§ Material supplied:

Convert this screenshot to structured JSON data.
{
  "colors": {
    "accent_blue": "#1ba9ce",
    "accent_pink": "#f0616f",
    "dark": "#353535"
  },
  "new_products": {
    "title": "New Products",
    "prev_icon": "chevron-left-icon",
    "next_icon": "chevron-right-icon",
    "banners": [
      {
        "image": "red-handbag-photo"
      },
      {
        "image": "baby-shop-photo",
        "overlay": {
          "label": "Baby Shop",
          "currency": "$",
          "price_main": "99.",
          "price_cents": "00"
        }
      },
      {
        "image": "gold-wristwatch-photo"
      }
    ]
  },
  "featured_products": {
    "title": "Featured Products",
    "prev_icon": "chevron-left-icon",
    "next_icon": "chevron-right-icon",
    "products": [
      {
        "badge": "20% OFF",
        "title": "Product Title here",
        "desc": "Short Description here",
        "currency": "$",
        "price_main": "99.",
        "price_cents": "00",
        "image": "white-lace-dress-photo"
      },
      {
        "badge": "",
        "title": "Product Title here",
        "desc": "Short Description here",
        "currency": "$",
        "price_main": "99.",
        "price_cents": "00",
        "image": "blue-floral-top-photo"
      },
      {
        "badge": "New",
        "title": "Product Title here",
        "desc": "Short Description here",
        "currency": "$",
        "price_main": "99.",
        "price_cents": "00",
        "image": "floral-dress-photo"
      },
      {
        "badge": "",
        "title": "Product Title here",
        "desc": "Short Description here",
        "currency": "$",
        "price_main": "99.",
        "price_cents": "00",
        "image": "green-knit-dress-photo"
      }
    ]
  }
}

§ Exercise: Retype the whole listing above exactly.

§ Finished exercise:
Convert this screenshot to structured JSON data.
{
  "colors": {
    "accent_blue": "#1ba9ce",
    "accent_pink": "#f0616f",
    "dark": "#353535"
  },
  "new_products": {
    "title": "New Products",
    "prev_icon": "chevron-left-icon",
    "next_icon": "chevron-right-icon",
    "banners": [
      {
        "image": "red-handbag-photo"
      },
      {
        "image": "baby-shop-photo",
        "overlay": {
          "label": "Baby Shop",
          "currency": "$",
          "price_main": "99.",
          "price_cents": "00"
        }
      },
      {
        "image": "gold-wristwatch-photo"
      }
    ]
  },
  "featured_products": {
    "title": "Featured Products",
    "prev_icon": "chevron-left-icon",
    "next_icon": "chevron-right-icon",
    "products": [
      {
        "badge": "20% OFF",
        "title": "Product Title here",
        "desc": "Short Description here",
        "currency": "$",
        "price_main": "99.",
        "price_cents": "00",
        "image": "white-lace-dress-photo"
      },
      {
        "badge": "",
        "title": "Product Title here",
        "desc": "Short Description here",
        "currency": "$",
        "price_main": "99.",
        "price_cents": "00",
        "image": "blue-floral-top-photo"
      },
      {
        "badge": "New",
        "title": "Product Title here",
        "desc": "Short Description here",
        "currency": "$",
        "price_main": "99.",
        "price_cents": "00",
        "image": "floral-dress-photo"
      },
      {
        "badge": "",
        "title": "Product Title here",
        "desc": "Short Description here",
        "currency": "$",
        "price_main": "99.",
        "price_cents": "00",
        "image": "green-knit-dress-photo"
      }
    ]
  }
}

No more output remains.